§ Given exercise
Without altering anything, repeat each of the records.

==== Records for the exercise

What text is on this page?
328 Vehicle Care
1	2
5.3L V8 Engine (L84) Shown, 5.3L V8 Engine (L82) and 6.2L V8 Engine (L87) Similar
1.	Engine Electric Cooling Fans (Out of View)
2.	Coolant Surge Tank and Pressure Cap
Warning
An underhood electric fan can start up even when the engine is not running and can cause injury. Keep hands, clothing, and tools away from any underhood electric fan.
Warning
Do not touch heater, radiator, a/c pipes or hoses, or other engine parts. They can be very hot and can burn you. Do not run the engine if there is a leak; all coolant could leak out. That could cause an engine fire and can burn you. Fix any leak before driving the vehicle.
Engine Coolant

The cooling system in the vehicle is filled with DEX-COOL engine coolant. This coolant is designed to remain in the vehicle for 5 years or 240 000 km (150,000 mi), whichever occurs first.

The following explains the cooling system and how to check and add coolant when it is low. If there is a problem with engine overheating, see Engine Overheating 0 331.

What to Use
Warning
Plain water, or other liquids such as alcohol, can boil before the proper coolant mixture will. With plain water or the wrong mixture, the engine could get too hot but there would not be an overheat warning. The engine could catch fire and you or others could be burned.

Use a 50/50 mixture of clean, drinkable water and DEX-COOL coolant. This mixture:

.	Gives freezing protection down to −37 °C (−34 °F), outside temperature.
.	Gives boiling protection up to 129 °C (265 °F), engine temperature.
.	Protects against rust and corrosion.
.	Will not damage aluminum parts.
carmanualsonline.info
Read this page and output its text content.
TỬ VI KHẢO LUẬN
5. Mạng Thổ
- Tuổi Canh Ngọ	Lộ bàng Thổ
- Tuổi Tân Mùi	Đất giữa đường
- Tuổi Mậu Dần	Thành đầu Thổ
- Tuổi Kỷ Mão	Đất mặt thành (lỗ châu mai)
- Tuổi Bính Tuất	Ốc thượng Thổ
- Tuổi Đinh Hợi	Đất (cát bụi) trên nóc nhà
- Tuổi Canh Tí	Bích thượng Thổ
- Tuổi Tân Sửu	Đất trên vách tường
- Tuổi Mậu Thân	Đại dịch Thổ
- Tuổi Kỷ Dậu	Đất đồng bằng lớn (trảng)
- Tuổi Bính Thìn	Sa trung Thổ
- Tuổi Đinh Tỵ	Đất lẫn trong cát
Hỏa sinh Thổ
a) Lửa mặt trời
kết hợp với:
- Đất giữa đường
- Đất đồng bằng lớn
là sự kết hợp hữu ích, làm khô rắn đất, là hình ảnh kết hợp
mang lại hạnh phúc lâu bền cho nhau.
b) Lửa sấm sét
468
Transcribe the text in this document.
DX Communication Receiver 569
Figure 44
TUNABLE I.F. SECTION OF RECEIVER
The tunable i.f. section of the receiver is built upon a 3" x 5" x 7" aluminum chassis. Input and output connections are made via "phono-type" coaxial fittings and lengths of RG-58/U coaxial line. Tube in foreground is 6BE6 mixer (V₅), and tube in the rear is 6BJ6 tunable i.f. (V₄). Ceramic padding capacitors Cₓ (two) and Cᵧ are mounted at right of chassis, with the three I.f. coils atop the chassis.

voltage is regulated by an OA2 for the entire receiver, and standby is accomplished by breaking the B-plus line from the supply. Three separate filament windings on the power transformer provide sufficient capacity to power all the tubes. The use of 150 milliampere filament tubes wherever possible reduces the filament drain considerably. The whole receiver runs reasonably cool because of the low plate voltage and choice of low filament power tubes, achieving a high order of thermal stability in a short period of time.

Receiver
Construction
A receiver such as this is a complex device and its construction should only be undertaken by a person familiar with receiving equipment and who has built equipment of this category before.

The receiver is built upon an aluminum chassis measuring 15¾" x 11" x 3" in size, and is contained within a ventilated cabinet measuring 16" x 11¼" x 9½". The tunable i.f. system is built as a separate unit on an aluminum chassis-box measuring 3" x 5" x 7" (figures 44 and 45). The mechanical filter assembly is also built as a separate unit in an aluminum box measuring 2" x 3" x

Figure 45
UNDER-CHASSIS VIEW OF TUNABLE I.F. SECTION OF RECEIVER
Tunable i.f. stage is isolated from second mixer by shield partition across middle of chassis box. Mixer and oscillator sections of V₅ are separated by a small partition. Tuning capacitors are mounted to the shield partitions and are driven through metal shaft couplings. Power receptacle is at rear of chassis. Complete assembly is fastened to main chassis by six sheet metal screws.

========

§ Output
What text is on this page?
328 Vehicle Care
1	2
5.3L V8 Engine (L84) Shown, 5.3L V8 Engine (L82) and 6.2L V8 Engine (L87) Similar
1.	Engine Electric Cooling Fans (Out of View)
2.	Coolant Surge Tank and Pressure Cap
Warning
An underhood electric fan can start up even when the engine is not running and can cause injury. Keep hands, clothing, and tools away from any underhood electric fan.
Warning
Do not touch heater, radiator, a/c pipes or hoses, or other engine parts. They can be very hot and can burn you. Do not run the engine if there is a leak; all coolant could leak out. That could cause an engine fire and can burn you. Fix any leak before driving the vehicle.
Engine Coolant

The cooling system in the vehicle is filled with DEX-COOL engine coolant. This coolant is designed to remain in the vehicle for 5 years or 240 000 km (150,000 mi), whichever occurs first.

The following explains the cooling system and how to check and add coolant when it is low. If there is a problem with engine overheating, see Engine Overheating 0 331.

What to Use
Warning
Plain water, or other liquids such as alcohol, can boil before the proper coolant mixture will. With plain water or the wrong mixture, the engine could get too hot but there would not be an overheat warning. The engine could catch fire and you or others could be burned.

Use a 50/50 mixture of clean, drinkable water and DEX-COOL coolant. This mixture:

.	Gives freezing protection down to −37 °C (−34 °F), outside temperature.
.	Gives boiling protection up to 129 °C (265 °F), engine temperature.
.	Protects against rust and corrosion.
.	Will not damage aluminum parts.
carmanualsonline.info
Read this page and output its text content.
TỬ VI KHẢO LUẬN
5. Mạng Thổ
- Tuổi Canh Ngọ	Lộ bàng Thổ
- Tuổi Tân Mùi	Đất giữa đường
- Tuổi Mậu Dần	Thành đầu Thổ
- Tuổi Kỷ Mão	Đất mặt thành (lỗ châu mai)
- Tuổi Bính Tuất	Ốc thượng Thổ
- Tuổi Đinh Hợi	Đất (cát bụi) trên nóc nhà
- Tuổi Canh Tí	Bích thượng Thổ
- Tuổi Tân Sửu	Đất trên vách tường
- Tuổi Mậu Thân	Đại dịch Thổ
- Tuổi Kỷ Dậu	Đất đồng bằng lớn (trảng)
- Tuổi Bính Thìn	Sa trung Thổ
- Tuổi Đinh Tỵ	Đất lẫn trong cát
Hỏa sinh Thổ
a) Lửa mặt trời
kết hợp với:
- Đất giữa đường
- Đất đồng bằng lớn
là sự kết hợp hữu ích, làm khô rắn đất, là hình ảnh kết hợp
mang lại hạnh phúc lâu bền cho nhau.
b) Lửa sấm sét
468
Transcribe the text in this document.
DX Communication Receiver 569
Figure 44
TUNABLE I.F. SECTION OF RECEIVER
The tunable i.f. section of the receiver is built upon a 3" x 5" x 7" aluminum chassis. Input and output connections are made via "phono-type" coaxial fittings and lengths of RG-58/U coaxial line. Tube in foreground is 6BE6 mixer (V₅), and tube in the rear is 6BJ6 tunable i.f. (V₄). Ceramic padding capacitors Cₓ (two) and Cᵧ are mounted at right of chassis, with the three I.f. coils atop the chassis.

voltage is regulated by an OA2 for the entire receiver, and standby is accomplished by breaking the B-plus line from the supply. Three separate filament windings on the power transformer provide sufficient capacity to power all the tubes. The use of 150 milliampere filament tubes wherever possible reduces the filament drain considerably. The whole receiver runs reasonably cool because of the low plate voltage and choice of low filament power tubes, achieving a high order of thermal stability in a short period of time.

Receiver
Construction
A receiver such as this is a complex device and its construction should only be undertaken by a person familiar with receiving equipment and who has built equipment of this category before.

The receiver is built upon an aluminum chassis measuring 15¾" x 11" x 3" in size, and is contained within a ventilated cabinet measuring 16" x 11¼" x 9½". The tunable i.f. system is built as a separate unit on an aluminum chassis-box measuring 3" x 5" x 7" (figures 44 and 45). The mechanical filter assembly is also built as a separate unit in an aluminum box measuring 2" x 3" x

Figure 45
UNDER-CHASSIS VIEW OF TUNABLE I.F. SECTION OF RECEIVER
Tunable i.f. stage is isolated from second mixer by shield partition across middle of chassis box. Mixer and oscillator sections of V₅ are separated by a small partition. Tuning capacitors are mounted to the shield partitions and are driven through metal shaft couplings. Power receptacle is at rear of chassis. Complete assembly is fastened to main chassis by six sheet metal screws.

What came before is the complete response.